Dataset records
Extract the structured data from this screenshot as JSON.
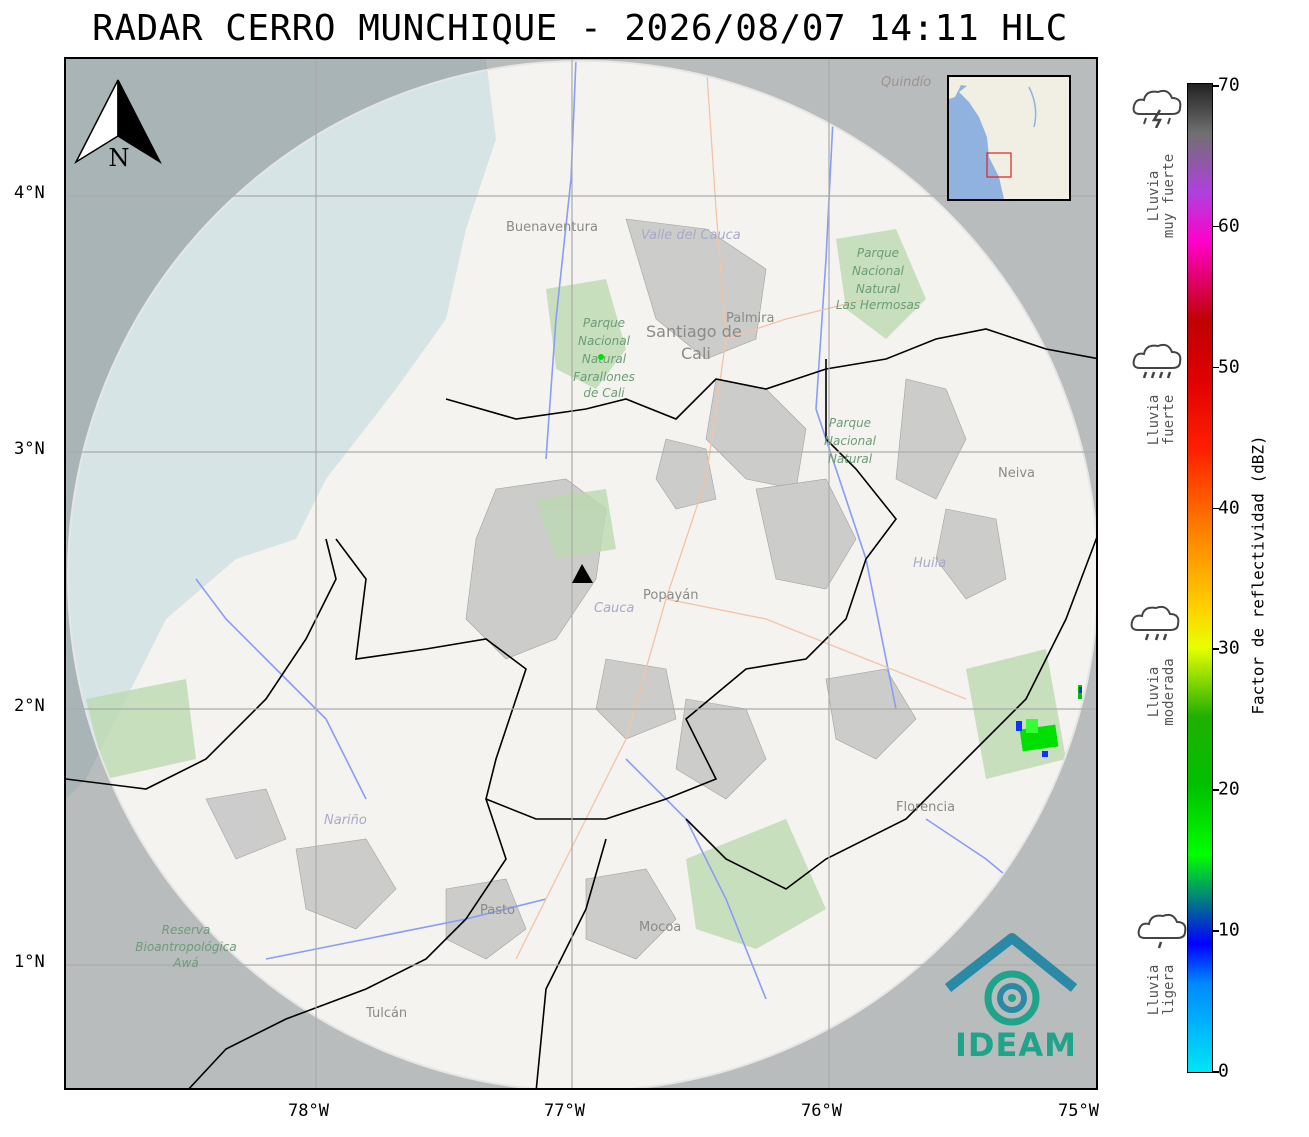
{
  "title": "RADAR CERRO MUNCHIQUE - 2026/08/07 14:11 HLC",
  "map": {
    "lat_ticks": [
      "4°N",
      "3°N",
      "2°N",
      "1°N"
    ],
    "lon_ticks": [
      "78°W",
      "77°W",
      "76°W",
      "75°W"
    ],
    "place_labels": {
      "buenaventura": "Buenaventura",
      "valle": "Valle del Cauca",
      "quindio": "Quindío",
      "palmira": "Palmira",
      "cali1": "Santiago de",
      "cali2": "Cali",
      "pnn_farallones": [
        "Parque",
        "Nacional",
        "Natural",
        "Farallones",
        "de Cali"
      ],
      "pnn_hermosas": [
        "Parque",
        "Nacional",
        "Natural",
        "Las Hermosas"
      ],
      "pnn_nevado": [
        "Parque",
        "Nacional",
        "Natural"
      ],
      "neiva": "Neiva",
      "huila": "Huila",
      "cauca": "Cauca",
      "popayan": "Popayán",
      "narino": "Nariño",
      "florencia": "Florencia",
      "pasto": "Pasto",
      "mocoa": "Mocoa",
      "tulcan": "Tulcán",
      "reserva": [
        "Reserva",
        "Bioantropológica",
        "Awá"
      ]
    },
    "north_label": "N",
    "radar_site_icon": "triangle-marker-icon"
  },
  "logo": {
    "text": "IDEAM",
    "icon": "ideam-logo-icon",
    "color": "#1fa38a"
  },
  "colorbar": {
    "title": "Factor de reflectividad (dBZ)",
    "min": 0,
    "max": 70,
    "ticks": [
      "0",
      "10",
      "20",
      "30",
      "40",
      "50",
      "60",
      "70"
    ],
    "categories": [
      {
        "label": [
          "Lluvia",
          "muy fuerte"
        ],
        "icon": "thunderstorm-icon"
      },
      {
        "label": [
          "Lluvia",
          "fuerte"
        ],
        "icon": "heavy-rain-icon"
      },
      {
        "label": [
          "Lluvia",
          "moderada"
        ],
        "icon": "moderate-rain-icon"
      },
      {
        "label": [
          "Lluvia",
          "ligera"
        ],
        "icon": "light-rain-icon"
      }
    ]
  }
}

= Written task =
Reproduce every entry word for word, but omit the pictures.

= Exercise result =
Extract the structured data from this screenshot as JSON.
{
  "title": "RADAR CERRO MUNCHIQUE - 2026/08/07 14:11 HLC",
  "map": {
    "lat_ticks": [
      "4°N",
      "3°N",
      "2°N",
      "1°N"
    ],
    "lon_ticks": [
      "78°W",
      "77°W",
      "76°W",
      "75°W"
    ],
    "place_labels": {
      "buenaventura": "Buenaventura",
      "valle": "Valle del Cauca",
      "quindio": "Quindío",
      "palmira": "Palmira",
      "cali1": "Santiago de",
      "cali2": "Cali",
      "pnn_farallones": [
        "Parque",
        "Nacional",
        "Natural",
        "Farallones",
        "de Cali"
      ],
      "pnn_hermosas": [
        "Parque",
        "Nacional",
        "Natural",
        "Las Hermosas"
      ],
      "pnn_nevado": [
        "Parque",
        "Nacional",
        "Natural"
      ],
      "neiva": "Neiva",
      "huila": "Huila",
      "cauca": "Cauca",
      "popayan": "Popayán",
      "narino": "Nariño",
      "florencia": "Florencia",
      "pasto": "Pasto",
      "mocoa": "Mocoa",
      "tulcan": "Tulcán",
      "reserva": [
        "Reserva",
        "Bioantropológica",
        "Awá"
      ]
    },
    "north_label": "N",
    "radar_site_icon": "triangle-marker-icon"
  },
  "logo": {
    "text": "IDEAM",
    "icon": "ideam-logo-icon",
    "color": "#1fa38a"
  },
  "colorbar": {
    "title": "Factor de reflectividad (dBZ)",
    "min": 0,
    "max": 70,
    "ticks": [
      "0",
      "10",
      "20",
      "30",
      "40",
      "50",
      "60",
      "70"
    ],
    "categories": [
      {
        "label": [
          "Lluvia",
          "muy fuerte"
        ],
        "icon": "thunderstorm-icon"
      },
      {
        "label": [
          "Lluvia",
          "fuerte"
        ],
        "icon": "heavy-rain-icon"
      },
      {
        "label": [
          "Lluvia",
          "moderada"
        ],
        "icon": "moderate-rain-icon"
      },
      {
        "label": [
          "Lluvia",
          "ligera"
        ],
        "icon": "light-rain-icon"
      }
    ]
  }
}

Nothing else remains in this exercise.